[Data extracted from a collection]
— begin —
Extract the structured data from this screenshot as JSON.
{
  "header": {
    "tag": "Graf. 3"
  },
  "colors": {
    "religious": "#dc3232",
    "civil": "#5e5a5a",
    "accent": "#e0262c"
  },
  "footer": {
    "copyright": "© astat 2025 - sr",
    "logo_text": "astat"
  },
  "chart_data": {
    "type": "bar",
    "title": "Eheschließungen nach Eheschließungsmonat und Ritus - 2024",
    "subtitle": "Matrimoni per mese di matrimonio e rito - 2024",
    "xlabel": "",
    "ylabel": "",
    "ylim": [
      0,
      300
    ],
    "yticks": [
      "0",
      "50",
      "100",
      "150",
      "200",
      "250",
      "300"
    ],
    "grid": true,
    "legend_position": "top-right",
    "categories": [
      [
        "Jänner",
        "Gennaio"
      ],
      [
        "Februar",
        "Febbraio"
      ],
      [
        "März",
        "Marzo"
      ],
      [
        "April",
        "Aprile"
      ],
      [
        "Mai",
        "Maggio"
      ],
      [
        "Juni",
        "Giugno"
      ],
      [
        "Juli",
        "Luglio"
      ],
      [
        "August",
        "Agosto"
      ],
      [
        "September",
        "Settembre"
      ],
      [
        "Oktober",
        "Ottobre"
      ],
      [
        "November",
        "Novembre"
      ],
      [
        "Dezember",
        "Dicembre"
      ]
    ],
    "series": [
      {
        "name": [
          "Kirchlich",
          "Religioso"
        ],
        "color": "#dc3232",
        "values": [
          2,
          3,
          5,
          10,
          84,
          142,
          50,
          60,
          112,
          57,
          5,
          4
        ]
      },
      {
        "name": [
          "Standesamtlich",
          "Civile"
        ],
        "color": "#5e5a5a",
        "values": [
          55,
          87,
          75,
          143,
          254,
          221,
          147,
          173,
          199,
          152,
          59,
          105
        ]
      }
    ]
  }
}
— end —
The exercise:
Copy every line of the material, please, keeping it exactly the same.

Output of the exercise:
Extract the structured data from this screenshot as JSON.
{
  "header": {
    "tag": "Graf. 3"
  },
  "colors": {
    "religious": "#dc3232",
    "civil": "#5e5a5a",
    "accent": "#e0262c"
  },
  "footer": {
    "copyright": "© astat 2025 - sr",
    "logo_text": "astat"
  },
  "chart_data": {
    "type": "bar",
    "title": "Eheschließungen nach Eheschließungsmonat und Ritus - 2024",
    "subtitle": "Matrimoni per mese di matrimonio e rito - 2024",
    "xlabel": "",
    "ylabel": "",
    "ylim": [
      0,
      300
    ],
    "yticks": [
      "0",
      "50",
      "100",
      "150",
      "200",
      "250",
      "300"
    ],
    "grid": true,
    "legend_position": "top-right",
    "categories": [
      [
        "Jänner",
        "Gennaio"
      ],
      [
        "Februar",
        "Febbraio"
      ],
      [
        "März",
        "Marzo"
      ],
      [
        "April",
        "Aprile"
      ],
      [
        "Mai",
        "Maggio"
      ],
      [
        "Juni",
        "Giugno"
      ],
      [
        "Juli",
        "Luglio"
      ],
      [
        "August",
        "Agosto"
      ],
      [
        "September",
        "Settembre"
      ],
      [
        "Oktober",
        "Ottobre"
      ],
      [
        "November",
        "Novembre"
      ],
      [
        "Dezember",
        "Dicembre"
      ]
    ],
    "series": [
      {
        "name": [
          "Kirchlich",
          "Religioso"
        ],
        "color": "#dc3232",
        "values": [
          2,
          3,
          5,
          10,
          84,
          142,
          50,
          60,
          112,
          57,
          5,
          4
        ]
      },
      {
        "name": [
          "Standesamtlich",
          "Civile"
        ],
        "color": "#5e5a5a",
        "values": [
          55,
          87,
          75,
          143,
          254,
          221,
          147,
          173,
          199,
          152,
          59,
          105
        ]
      }
    ]
  }
}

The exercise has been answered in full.